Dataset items
>> start
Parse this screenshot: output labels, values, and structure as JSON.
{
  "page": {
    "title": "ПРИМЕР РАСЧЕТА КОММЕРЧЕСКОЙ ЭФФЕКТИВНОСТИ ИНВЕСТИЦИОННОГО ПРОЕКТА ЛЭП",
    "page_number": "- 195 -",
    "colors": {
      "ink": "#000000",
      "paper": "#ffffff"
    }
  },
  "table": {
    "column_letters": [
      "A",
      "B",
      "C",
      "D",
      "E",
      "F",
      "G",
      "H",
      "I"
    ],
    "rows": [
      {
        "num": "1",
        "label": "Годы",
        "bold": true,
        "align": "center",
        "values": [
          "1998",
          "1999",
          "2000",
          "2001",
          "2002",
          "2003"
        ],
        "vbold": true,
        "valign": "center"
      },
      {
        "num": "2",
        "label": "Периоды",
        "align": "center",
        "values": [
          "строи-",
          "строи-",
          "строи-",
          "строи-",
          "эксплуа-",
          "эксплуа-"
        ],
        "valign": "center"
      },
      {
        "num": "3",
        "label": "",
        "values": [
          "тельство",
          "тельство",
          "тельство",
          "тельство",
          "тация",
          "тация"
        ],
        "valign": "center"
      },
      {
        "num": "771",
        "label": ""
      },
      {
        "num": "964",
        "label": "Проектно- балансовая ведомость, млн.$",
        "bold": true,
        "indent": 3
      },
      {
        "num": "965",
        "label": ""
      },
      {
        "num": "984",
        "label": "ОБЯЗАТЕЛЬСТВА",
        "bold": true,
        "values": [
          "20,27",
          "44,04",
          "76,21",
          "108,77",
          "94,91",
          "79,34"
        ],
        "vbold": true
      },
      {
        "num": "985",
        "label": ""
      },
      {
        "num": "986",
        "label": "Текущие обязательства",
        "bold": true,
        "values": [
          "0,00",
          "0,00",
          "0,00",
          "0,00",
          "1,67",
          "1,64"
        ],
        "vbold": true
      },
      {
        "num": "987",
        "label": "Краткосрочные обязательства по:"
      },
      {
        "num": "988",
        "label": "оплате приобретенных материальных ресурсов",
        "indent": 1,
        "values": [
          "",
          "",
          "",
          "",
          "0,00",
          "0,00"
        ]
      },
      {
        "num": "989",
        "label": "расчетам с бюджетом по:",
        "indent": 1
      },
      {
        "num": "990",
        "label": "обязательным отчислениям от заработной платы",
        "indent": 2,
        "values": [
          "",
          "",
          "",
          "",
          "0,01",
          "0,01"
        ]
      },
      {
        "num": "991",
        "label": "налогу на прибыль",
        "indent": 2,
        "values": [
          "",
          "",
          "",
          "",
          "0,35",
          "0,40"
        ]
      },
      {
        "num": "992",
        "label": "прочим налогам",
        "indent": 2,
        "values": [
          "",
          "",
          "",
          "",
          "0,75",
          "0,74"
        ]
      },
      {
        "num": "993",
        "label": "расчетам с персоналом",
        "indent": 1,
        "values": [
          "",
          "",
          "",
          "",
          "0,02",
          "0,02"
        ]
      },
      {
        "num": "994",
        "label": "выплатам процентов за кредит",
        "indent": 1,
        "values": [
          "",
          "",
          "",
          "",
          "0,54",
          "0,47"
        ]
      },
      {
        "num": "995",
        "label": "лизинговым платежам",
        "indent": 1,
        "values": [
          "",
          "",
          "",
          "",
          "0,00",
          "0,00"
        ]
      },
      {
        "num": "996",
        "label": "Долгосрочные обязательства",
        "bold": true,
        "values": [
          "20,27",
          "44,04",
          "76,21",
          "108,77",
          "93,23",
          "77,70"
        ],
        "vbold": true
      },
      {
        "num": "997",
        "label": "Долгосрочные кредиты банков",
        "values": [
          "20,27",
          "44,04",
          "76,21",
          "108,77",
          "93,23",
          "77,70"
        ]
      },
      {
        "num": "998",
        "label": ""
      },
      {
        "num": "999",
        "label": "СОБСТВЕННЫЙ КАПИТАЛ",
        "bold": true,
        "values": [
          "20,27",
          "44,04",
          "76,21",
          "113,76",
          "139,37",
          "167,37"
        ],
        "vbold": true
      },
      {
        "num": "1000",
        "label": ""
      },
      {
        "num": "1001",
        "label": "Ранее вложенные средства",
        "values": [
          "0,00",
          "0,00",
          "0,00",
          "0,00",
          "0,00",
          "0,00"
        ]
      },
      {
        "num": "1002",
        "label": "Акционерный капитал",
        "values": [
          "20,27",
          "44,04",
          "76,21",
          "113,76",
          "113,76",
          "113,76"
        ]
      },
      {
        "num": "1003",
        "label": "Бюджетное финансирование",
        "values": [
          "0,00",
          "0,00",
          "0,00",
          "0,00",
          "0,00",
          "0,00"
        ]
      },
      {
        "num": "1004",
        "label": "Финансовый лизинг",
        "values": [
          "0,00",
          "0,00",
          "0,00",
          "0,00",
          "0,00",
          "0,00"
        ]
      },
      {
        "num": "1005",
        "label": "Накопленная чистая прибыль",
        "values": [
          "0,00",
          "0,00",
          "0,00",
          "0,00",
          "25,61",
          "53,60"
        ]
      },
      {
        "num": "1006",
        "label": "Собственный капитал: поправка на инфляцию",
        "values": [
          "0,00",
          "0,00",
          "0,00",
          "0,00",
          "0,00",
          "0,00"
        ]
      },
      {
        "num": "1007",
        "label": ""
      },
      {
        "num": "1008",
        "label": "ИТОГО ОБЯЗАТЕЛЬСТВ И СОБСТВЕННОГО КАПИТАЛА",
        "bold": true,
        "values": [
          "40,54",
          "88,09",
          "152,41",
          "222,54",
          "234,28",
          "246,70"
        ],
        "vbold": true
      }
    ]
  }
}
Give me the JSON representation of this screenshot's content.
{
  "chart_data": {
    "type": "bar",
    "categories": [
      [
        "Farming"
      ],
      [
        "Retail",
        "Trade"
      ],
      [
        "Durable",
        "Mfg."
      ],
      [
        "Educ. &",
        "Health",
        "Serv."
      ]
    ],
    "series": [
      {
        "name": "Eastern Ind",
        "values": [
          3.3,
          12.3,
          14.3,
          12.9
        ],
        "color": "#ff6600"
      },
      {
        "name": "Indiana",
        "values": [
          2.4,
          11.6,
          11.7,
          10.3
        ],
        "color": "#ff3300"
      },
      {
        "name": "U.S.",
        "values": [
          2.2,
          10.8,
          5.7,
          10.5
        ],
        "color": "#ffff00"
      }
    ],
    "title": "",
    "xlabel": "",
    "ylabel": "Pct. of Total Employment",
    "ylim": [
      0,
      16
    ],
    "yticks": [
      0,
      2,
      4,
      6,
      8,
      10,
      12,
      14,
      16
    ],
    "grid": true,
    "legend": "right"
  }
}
>> end
#### GOAL
Within the records, how many lines include "name"? The answer is the number and nothing else.

#### RESPONSE TO THE TASK
3